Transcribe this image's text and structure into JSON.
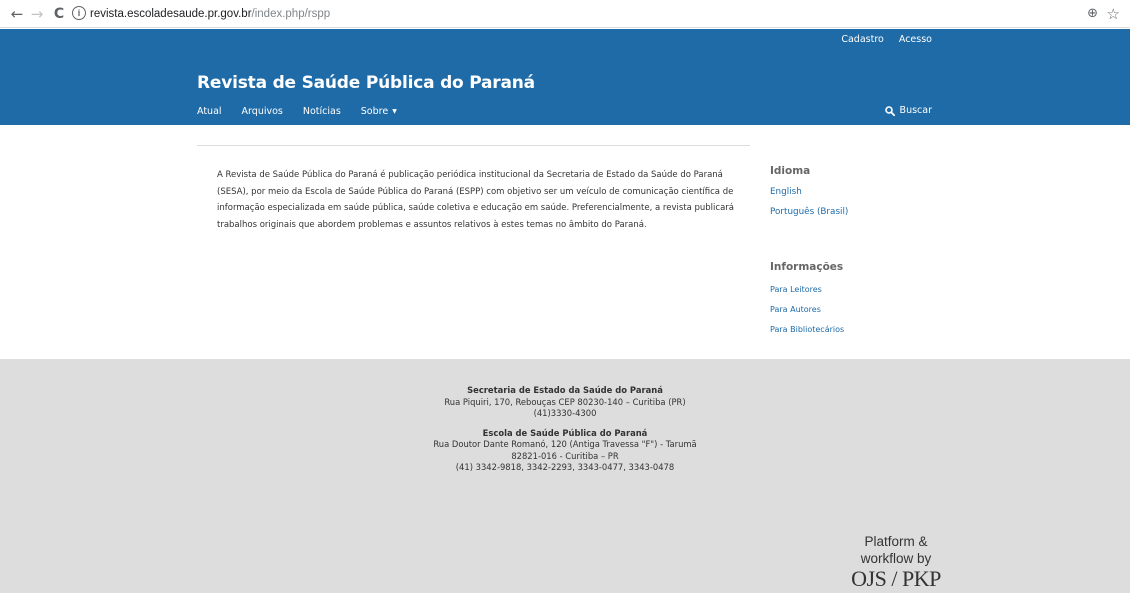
{
  "browser": {
    "back_icon": "←",
    "forward_icon": "→",
    "reload_icon": "C",
    "info_icon": "i",
    "url_host": "revista.escoladesaude.pr.gov.br",
    "url_path": "/index.php/rspp",
    "zoom_icon": "⊕",
    "star_icon": "☆"
  },
  "header": {
    "user_nav": [
      "Cadastro",
      "Acesso"
    ],
    "title": "Revista de Saúde Pública do Paraná",
    "nav": [
      "Atual",
      "Arquivos",
      "Notícias",
      "Sobre"
    ],
    "search_label": "Buscar",
    "color": "#1e6ba8"
  },
  "main": {
    "description": "A Revista de Saúde Pública do Paraná é publicação periódica institucional da Secretaria de Estado da Saúde do Paraná (SESA), por meio da Escola de Saúde Pública do Paraná (ESPP) com objetivo ser um veículo de comunicação científica de informação especializada em saúde pública, saúde coletiva e educação em saúde. Preferencialmente, a revista publicará trabalhos originais que abordem problemas e assuntos relativos à estes temas no âmbito do Paraná."
  },
  "sidebar": {
    "language_title": "Idioma",
    "languages": [
      "English",
      "Português (Brasil)"
    ],
    "info_title": "Informações",
    "info_links": [
      "Para Leitores",
      "Para Autores",
      "Para Bibliotecários"
    ]
  },
  "footer": {
    "org1_name": "Secretaria de Estado da Saúde do Paraná",
    "org1_address": "Rua Piquiri, 170, Rebouças CEP 80230-140 – Curitiba (PR)",
    "org1_phone": "(41)3330-4300",
    "org2_name": "Escola de Saúde Pública do Paraná",
    "org2_address1": "Rua Doutor Dante Romanó, 120 (Antiga Travessa \"F\") - Tarumã",
    "org2_address2": "82821-016 - Curitiba – PR",
    "org2_phone": "(41) 3342-9818, 3342-2293, 3343-0477, 3343-0478",
    "platform_line1": "Platform &",
    "platform_line2": "workflow by",
    "platform_logo": "OJS / PKP"
  }
}
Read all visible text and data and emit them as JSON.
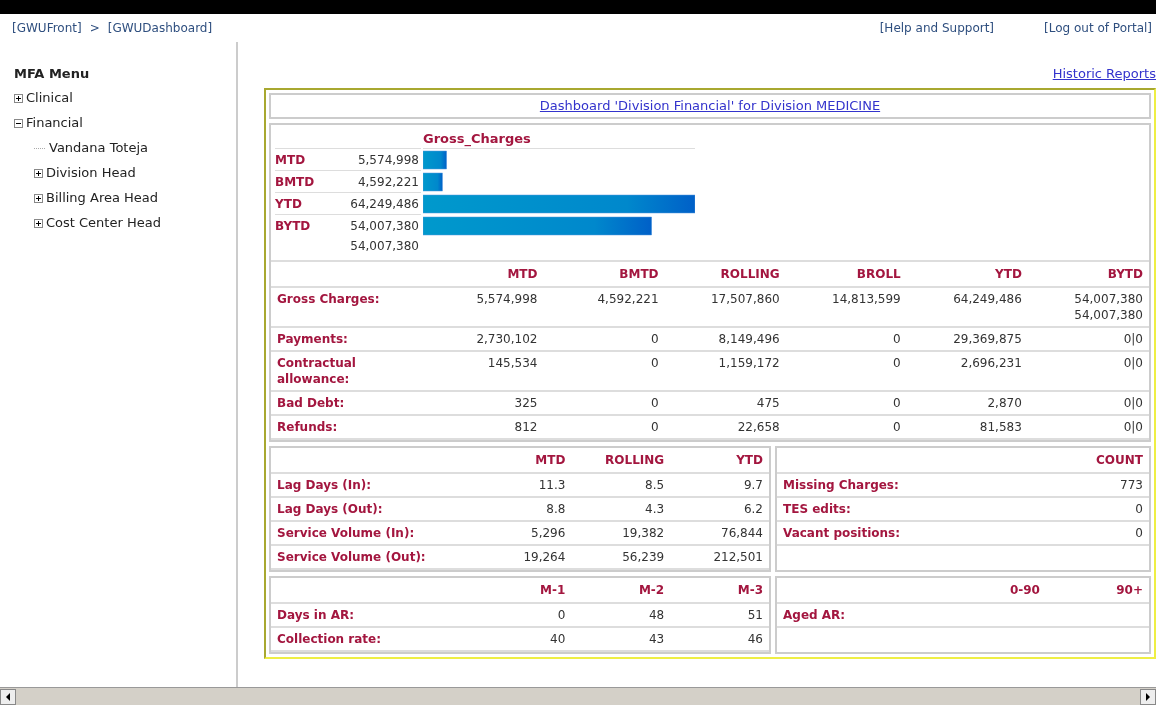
{
  "breadcrumb": {
    "items": [
      "[GWUFront]",
      "[GWUDashboard]"
    ],
    "separator": ">"
  },
  "top_links": [
    "[Help and Support]",
    "[Log out of Portal]"
  ],
  "sidebar": {
    "title": "MFA Menu",
    "items": [
      {
        "label": "Clinical",
        "kind": "folder",
        "expanded": false
      },
      {
        "label": "Financial",
        "kind": "folder",
        "expanded": true,
        "children": [
          {
            "label": "Vandana Toteja",
            "kind": "leaf"
          },
          {
            "label": "Division Head",
            "kind": "folder",
            "expanded": false
          },
          {
            "label": "Billing Area Head",
            "kind": "folder",
            "expanded": false
          },
          {
            "label": "Cost Center Head",
            "kind": "folder",
            "expanded": false
          }
        ]
      }
    ]
  },
  "historic_link": "Historic Reports",
  "dashboard": {
    "title": "Dashboard 'Division Financial' for Division MEDICINE",
    "chart_data": {
      "type": "bar",
      "orientation": "horizontal",
      "title": "Gross_Charges",
      "categories": [
        "MTD",
        "BMTD",
        "YTD",
        "BYTD"
      ],
      "values": [
        5574998,
        4592221,
        64249486,
        54007380
      ],
      "data_labels": true,
      "value_labels": [
        "5,574,998",
        "4,592,221",
        "64,249,486",
        "54,007,380"
      ]
    },
    "chart_note": "54,007,380",
    "financial_table": {
      "columns": [
        "MTD",
        "BMTD",
        "ROLLING",
        "BROLL",
        "YTD",
        "BYTD"
      ],
      "rows": [
        {
          "label": "Gross Charges:",
          "cells": [
            "5,574,998",
            "4,592,221",
            "17,507,860",
            "14,813,599",
            "64,249,486",
            "54,007,380\n54,007,380"
          ]
        },
        {
          "label": "Payments:",
          "cells": [
            "2,730,102",
            "0",
            "8,149,496",
            "0",
            "29,369,875",
            "0|0"
          ]
        },
        {
          "label": "Contractual allowance:",
          "cells": [
            "145,534",
            "0",
            "1,159,172",
            "0",
            "2,696,231",
            "0|0"
          ]
        },
        {
          "label": "Bad Debt:",
          "cells": [
            "325",
            "0",
            "475",
            "0",
            "2,870",
            "0|0"
          ]
        },
        {
          "label": "Refunds:",
          "cells": [
            "812",
            "0",
            "22,658",
            "0",
            "81,583",
            "0|0"
          ]
        }
      ]
    },
    "volume_table": {
      "columns": [
        "MTD",
        "ROLLING",
        "YTD"
      ],
      "rows": [
        {
          "label": "Lag Days (In):",
          "cells": [
            "11.3",
            "8.5",
            "9.7"
          ]
        },
        {
          "label": "Lag Days (Out):",
          "cells": [
            "8.8",
            "4.3",
            "6.2"
          ]
        },
        {
          "label": "Service Volume (In):",
          "cells": [
            "5,296",
            "19,382",
            "76,844"
          ]
        },
        {
          "label": "Service Volume (Out):",
          "cells": [
            "19,264",
            "56,239",
            "212,501"
          ]
        }
      ]
    },
    "count_table": {
      "columns": [
        "COUNT"
      ],
      "rows": [
        {
          "label": "Missing Charges:",
          "cells": [
            "773"
          ]
        },
        {
          "label": "TES edits:",
          "cells": [
            "0"
          ]
        },
        {
          "label": "Vacant positions:",
          "cells": [
            "0"
          ]
        }
      ]
    },
    "ar_table": {
      "columns": [
        "M-1",
        "M-2",
        "M-3"
      ],
      "rows": [
        {
          "label": "Days in AR:",
          "cells": [
            "0",
            "48",
            "51"
          ]
        },
        {
          "label": "Collection rate:",
          "cells": [
            "40",
            "43",
            "46"
          ]
        }
      ]
    },
    "aged_table": {
      "columns": [
        "0-90",
        "90+"
      ],
      "rows": [
        {
          "label": "Aged AR:",
          "cells": []
        }
      ]
    }
  }
}
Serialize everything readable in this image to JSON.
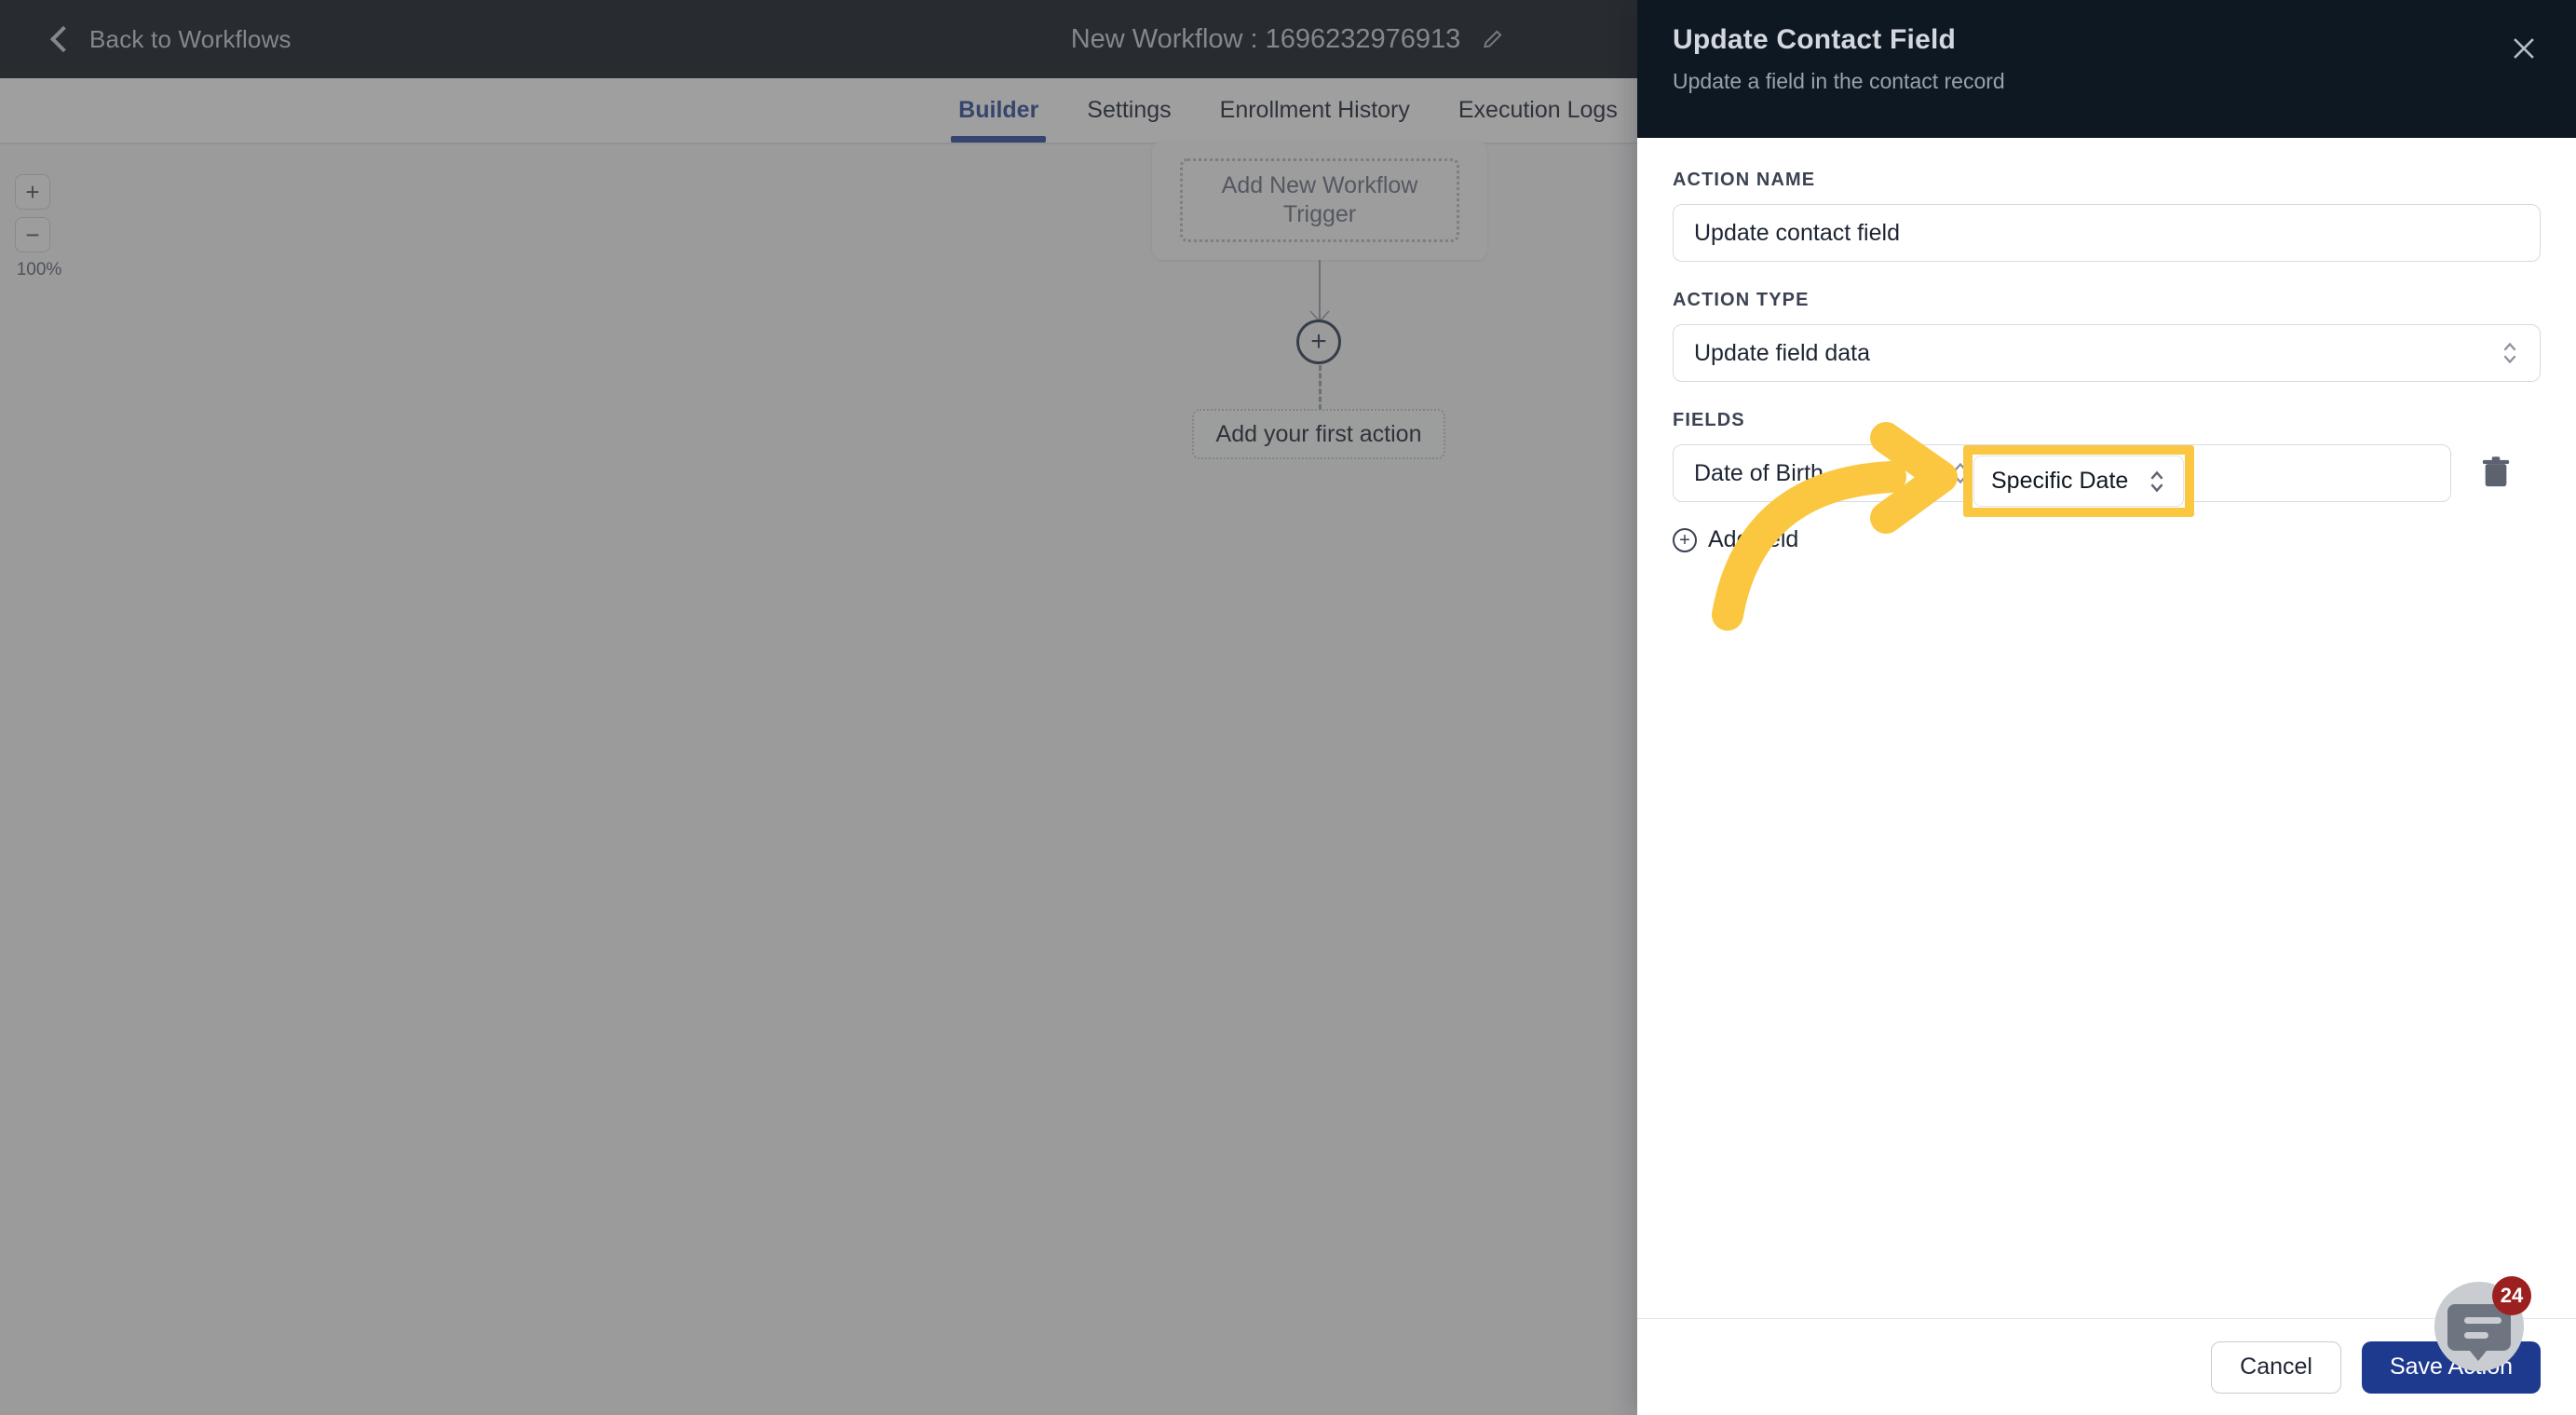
{
  "topbar": {
    "back_label": "Back to Workflows",
    "back_icon": "chevron-left-icon",
    "workflow_title": "New Workflow : 1696232976913",
    "edit_icon": "pencil-icon"
  },
  "tabs": [
    {
      "label": "Builder",
      "active": true
    },
    {
      "label": "Settings",
      "active": false
    },
    {
      "label": "Enrollment History",
      "active": false
    },
    {
      "label": "Execution Logs",
      "active": false
    }
  ],
  "canvas": {
    "zoom": {
      "zoom_in_label": "+",
      "zoom_out_label": "−",
      "level": "100%"
    },
    "trigger_card_label": "Add New Workflow Trigger",
    "add_node_icon": "plus-circle-icon",
    "first_action_label": "Add your first action"
  },
  "panel": {
    "title": "Update Contact Field",
    "subtitle": "Update a field in the contact record",
    "close_icon": "close-icon",
    "action_name": {
      "label": "ACTION NAME",
      "value": "Update contact field",
      "placeholder": "Action name"
    },
    "action_type": {
      "label": "ACTION TYPE",
      "value": "Update field data",
      "chevron_icon": "chevron-up-down-icon"
    },
    "fields": {
      "label": "FIELDS",
      "rows": [
        {
          "field_name": "Date of Birth",
          "field_name_chevron": "chevron-up-down-icon",
          "field_value": "Specific Date",
          "field_value_chevron": "chevron-up-down-icon",
          "delete_icon": "trash-icon"
        }
      ],
      "add_field_label": "Add field",
      "add_field_icon": "plus-circle-icon"
    },
    "footer": {
      "cancel_label": "Cancel",
      "save_label": "Save Action"
    }
  },
  "chat_widget": {
    "icon": "chat-bubble-icon",
    "badge_count": "24"
  },
  "annotation": {
    "highlight_color": "#FBC740",
    "arrow_icon": "curved-arrow-right-icon",
    "target": "Specific Date"
  },
  "colors": {
    "topbar_bg": "#111822",
    "panel_header_bg": "#0E1823",
    "accent_blue": "#2B4B9B",
    "save_button_bg": "#1E3A8F",
    "badge_red": "#9C2020",
    "highlight_yellow": "#FBC740"
  }
}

* [Directions for this task] Identify lines with the string "true". Copy each one.

* [The answer]
        "expanded": true,
      "data_labels": true,
      "active": true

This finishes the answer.